Write out the complete material exactly as it stands.

==== Task data

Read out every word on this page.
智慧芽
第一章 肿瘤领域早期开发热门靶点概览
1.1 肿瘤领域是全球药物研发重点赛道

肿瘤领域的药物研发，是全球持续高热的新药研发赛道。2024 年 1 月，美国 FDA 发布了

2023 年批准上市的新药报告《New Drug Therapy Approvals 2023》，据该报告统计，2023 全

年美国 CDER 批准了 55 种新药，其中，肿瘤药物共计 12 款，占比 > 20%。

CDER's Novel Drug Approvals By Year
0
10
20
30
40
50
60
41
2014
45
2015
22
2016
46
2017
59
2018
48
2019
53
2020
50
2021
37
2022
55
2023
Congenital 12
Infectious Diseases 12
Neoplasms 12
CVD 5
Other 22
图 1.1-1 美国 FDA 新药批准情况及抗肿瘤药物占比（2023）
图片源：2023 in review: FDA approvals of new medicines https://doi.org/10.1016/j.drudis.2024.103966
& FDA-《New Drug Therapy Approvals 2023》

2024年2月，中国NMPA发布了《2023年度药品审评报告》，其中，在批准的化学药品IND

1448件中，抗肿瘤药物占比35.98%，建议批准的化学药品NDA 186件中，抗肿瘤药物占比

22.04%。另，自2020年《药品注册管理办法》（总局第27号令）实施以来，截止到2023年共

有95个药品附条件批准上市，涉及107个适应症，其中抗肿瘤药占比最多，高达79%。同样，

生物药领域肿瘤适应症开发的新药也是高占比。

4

========

Answer to this exercise =
Read out every word on this page.
智慧芽
第一章 肿瘤领域早期开发热门靶点概览
1.1 肿瘤领域是全球药物研发重点赛道

肿瘤领域的药物研发，是全球持续高热的新药研发赛道。2024 年 1 月，美国 FDA 发布了

2023 年批准上市的新药报告《New Drug Therapy Approvals 2023》，据该报告统计，2023 全

年美国 CDER 批准了 55 种新药，其中，肿瘤药物共计 12 款，占比 > 20%。

CDER's Novel Drug Approvals By Year
0
10
20
30
40
50
60
41
2014
45
2015
22
2016
46
2017
59
2018
48
2019
53
2020
50
2021
37
2022
55
2023
Congenital 12
Infectious Diseases 12
Neoplasms 12
CVD 5
Other 22
图 1.1-1 美国 FDA 新药批准情况及抗肿瘤药物占比（2023）
图片源：2023 in review: FDA approvals of new medicines https://doi.org/10.1016/j.drudis.2024.103966
& FDA-《New Drug Therapy Approvals 2023》

2024年2月，中国NMPA发布了《2023年度药品审评报告》，其中，在批准的化学药品IND

1448件中，抗肿瘤药物占比35.98%，建议批准的化学药品NDA 186件中，抗肿瘤药物占比

22.04%。另，自2020年《药品注册管理办法》（总局第27号令）实施以来，截止到2023年共

有95个药品附条件批准上市，涉及107个适应症，其中抗肿瘤药占比最多，高达79%。同样，

生物药领域肿瘤适应症开发的新药也是高占比。

4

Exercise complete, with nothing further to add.